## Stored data
--------
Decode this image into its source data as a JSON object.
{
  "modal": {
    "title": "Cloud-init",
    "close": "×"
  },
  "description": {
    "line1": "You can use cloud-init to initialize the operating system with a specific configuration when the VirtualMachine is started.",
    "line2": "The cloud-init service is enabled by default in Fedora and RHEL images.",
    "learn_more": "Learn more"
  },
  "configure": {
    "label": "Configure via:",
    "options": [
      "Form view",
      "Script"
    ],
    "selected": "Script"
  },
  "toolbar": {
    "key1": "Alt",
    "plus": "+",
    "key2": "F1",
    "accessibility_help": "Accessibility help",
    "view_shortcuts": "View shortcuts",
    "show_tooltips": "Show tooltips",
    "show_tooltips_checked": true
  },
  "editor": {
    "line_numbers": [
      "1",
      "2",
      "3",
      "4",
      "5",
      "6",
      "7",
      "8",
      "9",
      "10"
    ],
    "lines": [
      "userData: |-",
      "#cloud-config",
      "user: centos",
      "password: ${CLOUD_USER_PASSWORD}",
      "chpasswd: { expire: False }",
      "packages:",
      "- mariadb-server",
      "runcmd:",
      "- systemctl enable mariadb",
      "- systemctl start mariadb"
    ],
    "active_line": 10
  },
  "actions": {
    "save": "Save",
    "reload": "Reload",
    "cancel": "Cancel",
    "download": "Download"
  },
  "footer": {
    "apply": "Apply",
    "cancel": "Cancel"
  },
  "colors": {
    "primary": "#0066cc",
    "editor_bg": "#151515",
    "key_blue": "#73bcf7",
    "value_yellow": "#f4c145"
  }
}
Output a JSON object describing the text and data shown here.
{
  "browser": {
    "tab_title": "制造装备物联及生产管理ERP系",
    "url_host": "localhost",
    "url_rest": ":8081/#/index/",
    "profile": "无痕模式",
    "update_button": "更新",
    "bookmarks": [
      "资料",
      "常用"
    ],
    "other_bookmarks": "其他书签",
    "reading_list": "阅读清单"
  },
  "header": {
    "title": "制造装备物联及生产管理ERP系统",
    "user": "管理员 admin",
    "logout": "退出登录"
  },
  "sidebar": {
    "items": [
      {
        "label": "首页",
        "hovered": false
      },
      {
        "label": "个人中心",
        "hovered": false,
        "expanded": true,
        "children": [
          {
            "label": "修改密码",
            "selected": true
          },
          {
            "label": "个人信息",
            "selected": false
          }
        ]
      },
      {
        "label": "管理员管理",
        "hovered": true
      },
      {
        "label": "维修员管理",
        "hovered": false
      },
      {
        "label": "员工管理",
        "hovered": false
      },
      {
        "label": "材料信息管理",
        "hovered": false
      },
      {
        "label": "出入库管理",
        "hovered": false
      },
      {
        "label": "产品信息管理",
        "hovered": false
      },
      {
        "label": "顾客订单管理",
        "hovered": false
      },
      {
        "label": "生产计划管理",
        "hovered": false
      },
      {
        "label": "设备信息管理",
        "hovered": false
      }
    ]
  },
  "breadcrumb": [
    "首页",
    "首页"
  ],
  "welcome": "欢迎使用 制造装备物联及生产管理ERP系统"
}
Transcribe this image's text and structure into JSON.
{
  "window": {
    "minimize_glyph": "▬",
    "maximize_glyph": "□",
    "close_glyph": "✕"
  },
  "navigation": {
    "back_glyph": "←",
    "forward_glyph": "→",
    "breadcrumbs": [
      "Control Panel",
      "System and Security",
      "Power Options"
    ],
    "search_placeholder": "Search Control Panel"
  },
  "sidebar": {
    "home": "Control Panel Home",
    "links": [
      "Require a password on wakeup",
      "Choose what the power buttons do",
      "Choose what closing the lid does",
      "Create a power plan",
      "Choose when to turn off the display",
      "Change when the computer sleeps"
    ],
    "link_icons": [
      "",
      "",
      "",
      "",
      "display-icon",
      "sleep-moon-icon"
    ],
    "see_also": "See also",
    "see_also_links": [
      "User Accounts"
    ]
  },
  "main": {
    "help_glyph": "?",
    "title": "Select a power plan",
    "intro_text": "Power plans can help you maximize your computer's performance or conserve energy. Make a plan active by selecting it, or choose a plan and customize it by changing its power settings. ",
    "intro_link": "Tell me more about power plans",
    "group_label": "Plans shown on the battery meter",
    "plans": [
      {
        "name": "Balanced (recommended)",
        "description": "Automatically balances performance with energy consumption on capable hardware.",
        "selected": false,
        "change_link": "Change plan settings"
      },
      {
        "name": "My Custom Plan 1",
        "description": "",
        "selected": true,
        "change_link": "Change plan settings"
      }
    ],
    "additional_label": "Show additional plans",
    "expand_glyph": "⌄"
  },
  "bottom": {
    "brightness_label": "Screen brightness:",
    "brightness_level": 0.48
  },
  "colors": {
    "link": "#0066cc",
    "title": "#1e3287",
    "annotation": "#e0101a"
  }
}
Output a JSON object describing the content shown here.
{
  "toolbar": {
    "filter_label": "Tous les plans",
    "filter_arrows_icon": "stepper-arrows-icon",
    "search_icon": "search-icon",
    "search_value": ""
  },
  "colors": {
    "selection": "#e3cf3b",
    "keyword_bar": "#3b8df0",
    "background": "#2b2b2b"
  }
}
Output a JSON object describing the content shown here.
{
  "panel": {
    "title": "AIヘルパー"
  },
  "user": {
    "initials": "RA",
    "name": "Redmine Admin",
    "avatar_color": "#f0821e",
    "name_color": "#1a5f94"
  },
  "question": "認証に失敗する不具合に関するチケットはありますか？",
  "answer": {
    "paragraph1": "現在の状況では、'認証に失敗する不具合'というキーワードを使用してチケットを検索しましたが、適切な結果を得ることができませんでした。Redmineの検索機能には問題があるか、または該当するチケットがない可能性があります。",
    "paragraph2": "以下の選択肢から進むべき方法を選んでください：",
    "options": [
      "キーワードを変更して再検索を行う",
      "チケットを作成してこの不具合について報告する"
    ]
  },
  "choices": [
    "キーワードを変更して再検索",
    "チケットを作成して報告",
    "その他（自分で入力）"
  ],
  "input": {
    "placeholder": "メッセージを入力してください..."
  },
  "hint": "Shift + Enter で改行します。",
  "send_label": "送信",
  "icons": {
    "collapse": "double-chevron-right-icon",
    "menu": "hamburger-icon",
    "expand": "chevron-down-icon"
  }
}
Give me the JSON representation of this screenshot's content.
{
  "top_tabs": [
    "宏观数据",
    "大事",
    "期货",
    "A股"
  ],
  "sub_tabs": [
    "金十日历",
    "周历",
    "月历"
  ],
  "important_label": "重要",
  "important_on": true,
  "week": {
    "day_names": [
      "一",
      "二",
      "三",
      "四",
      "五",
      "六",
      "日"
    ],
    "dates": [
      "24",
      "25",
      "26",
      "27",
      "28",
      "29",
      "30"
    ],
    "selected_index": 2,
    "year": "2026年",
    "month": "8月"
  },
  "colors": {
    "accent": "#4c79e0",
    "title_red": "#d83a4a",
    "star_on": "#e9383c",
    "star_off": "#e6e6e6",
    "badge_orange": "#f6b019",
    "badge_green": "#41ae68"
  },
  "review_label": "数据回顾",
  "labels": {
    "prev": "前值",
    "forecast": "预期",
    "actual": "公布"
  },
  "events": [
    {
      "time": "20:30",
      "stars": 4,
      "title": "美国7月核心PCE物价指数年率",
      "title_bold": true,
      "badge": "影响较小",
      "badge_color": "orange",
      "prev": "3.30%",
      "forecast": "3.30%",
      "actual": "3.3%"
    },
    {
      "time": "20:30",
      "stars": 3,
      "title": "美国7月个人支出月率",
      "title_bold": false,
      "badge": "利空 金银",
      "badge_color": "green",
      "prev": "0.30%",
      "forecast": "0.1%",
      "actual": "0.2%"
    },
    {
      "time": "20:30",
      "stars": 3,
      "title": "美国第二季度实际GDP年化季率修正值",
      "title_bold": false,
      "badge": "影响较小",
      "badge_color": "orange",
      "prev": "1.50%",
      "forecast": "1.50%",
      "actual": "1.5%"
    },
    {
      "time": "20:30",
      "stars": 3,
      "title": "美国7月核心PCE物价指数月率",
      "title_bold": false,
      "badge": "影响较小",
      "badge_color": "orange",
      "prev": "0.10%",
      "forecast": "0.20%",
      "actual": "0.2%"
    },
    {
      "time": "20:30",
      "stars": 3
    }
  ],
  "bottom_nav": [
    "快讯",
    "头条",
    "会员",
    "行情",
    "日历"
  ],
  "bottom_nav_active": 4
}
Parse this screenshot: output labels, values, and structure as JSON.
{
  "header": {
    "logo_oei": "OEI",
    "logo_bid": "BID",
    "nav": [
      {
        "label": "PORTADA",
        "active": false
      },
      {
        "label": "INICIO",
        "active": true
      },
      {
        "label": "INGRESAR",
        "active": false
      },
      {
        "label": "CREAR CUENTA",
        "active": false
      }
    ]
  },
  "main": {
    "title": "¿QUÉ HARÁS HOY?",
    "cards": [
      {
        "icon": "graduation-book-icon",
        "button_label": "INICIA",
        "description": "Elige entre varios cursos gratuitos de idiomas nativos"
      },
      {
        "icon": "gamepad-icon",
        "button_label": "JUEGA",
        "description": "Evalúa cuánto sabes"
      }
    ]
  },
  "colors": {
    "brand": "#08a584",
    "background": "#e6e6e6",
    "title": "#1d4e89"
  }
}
--------
## Your task
Wherever "when" shows up in a line, copy that line.

## Output for this task
    "line1": "You can use cloud-init to initialize the operating system with a specific configuration when the VirtualMachine is started.",
      "Choose when to turn off the display",
      "Change when the computer sleeps"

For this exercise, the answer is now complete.